EXERCISE REQUIREMENTS: Pull out every line below containing the word "each".

DATA IN THIS EXERCISE:
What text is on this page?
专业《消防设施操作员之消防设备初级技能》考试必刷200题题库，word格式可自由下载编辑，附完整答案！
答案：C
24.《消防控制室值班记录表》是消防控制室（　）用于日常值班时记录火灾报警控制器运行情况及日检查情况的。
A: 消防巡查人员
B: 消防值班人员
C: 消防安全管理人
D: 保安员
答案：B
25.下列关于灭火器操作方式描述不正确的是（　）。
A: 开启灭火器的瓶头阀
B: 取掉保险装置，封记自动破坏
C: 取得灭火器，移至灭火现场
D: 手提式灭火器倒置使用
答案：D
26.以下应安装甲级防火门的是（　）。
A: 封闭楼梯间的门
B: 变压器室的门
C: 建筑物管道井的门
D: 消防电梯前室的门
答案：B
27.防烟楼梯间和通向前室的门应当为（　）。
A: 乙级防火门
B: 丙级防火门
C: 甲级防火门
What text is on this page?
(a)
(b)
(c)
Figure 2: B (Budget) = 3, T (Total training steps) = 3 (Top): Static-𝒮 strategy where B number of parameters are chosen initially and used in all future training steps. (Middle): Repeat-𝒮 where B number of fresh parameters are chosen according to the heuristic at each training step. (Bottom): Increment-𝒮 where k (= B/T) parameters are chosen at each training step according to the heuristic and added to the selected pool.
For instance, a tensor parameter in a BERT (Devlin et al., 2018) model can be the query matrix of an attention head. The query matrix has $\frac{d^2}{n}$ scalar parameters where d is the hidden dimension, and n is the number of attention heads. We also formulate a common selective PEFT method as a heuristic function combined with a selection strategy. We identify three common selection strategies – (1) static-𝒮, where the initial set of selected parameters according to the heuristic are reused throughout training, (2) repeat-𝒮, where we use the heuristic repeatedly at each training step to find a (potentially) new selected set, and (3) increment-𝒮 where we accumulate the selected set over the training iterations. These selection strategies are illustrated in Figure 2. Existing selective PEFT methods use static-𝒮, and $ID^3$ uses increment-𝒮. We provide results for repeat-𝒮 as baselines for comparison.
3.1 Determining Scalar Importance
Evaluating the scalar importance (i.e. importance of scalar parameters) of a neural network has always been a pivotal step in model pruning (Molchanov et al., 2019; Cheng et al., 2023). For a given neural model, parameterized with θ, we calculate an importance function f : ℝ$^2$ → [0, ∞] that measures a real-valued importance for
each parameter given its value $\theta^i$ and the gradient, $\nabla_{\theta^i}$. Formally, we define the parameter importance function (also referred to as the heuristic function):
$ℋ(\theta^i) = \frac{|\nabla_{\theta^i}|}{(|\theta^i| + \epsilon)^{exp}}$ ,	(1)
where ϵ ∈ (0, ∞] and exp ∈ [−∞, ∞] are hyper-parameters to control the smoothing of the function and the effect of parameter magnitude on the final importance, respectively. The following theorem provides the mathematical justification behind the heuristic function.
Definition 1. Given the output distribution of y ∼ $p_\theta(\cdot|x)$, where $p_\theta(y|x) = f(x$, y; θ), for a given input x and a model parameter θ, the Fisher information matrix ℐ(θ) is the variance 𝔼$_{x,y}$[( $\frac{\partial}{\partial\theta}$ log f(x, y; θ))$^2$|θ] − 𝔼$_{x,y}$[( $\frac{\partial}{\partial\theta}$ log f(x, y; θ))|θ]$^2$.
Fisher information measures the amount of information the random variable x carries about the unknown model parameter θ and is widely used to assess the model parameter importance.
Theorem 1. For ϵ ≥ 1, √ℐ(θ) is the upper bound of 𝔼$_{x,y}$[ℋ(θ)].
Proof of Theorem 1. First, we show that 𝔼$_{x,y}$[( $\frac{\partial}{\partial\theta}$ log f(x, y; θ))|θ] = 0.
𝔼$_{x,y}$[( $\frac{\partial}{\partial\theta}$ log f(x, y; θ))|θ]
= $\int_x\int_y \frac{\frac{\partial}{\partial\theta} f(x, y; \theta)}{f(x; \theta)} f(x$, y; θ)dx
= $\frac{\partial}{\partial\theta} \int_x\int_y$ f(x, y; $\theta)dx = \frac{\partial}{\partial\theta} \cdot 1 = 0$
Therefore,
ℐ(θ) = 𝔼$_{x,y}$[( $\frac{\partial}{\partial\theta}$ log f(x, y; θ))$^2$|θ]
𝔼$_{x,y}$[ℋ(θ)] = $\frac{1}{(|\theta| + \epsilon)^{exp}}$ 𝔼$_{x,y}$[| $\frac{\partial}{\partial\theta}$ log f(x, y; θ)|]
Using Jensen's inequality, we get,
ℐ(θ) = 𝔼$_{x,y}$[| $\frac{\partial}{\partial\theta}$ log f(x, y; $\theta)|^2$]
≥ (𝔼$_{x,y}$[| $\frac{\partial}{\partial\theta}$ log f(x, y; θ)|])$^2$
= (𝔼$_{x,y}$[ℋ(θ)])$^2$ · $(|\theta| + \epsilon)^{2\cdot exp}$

EXERCISE RESPONSE:
Figure 2: B (Budget) = 3, T (Total training steps) = 3 (Top): Static-𝒮 strategy where B number of parameters are chosen initially and used in all future training steps. (Middle): Repeat-𝒮 where B number of fresh parameters are chosen according to the heuristic at each training step. (Bottom): Increment-𝒮 where k (= B/T) parameters are chosen at each training step according to the heuristic and added to the selected pool.
For instance, a tensor parameter in a BERT (Devlin et al., 2018) model can be the query matrix of an attention head. The query matrix has $\frac{d^2}{n}$ scalar parameters where d is the hidden dimension, and n is the number of attention heads. We also formulate a common selective PEFT method as a heuristic function combined with a selection strategy. We identify three common selection strategies – (1) static-𝒮, where the initial set of selected parameters according to the heuristic are reused throughout training, (2) repeat-𝒮, where we use the heuristic repeatedly at each training step to find a (potentially) new selected set, and (3) increment-𝒮 where we accumulate the selected set over the training iterations. These selection strategies are illustrated in Figure 2. Existing selective PEFT methods use static-𝒮, and $ID^3$ uses increment-𝒮. We provide results for repeat-𝒮 as baselines for comparison.
each parameter given its value $\theta^i$ and the gradient, $\nabla_{\theta^i}$. Formally, we define the parameter importance function (also referred to as the heuristic function):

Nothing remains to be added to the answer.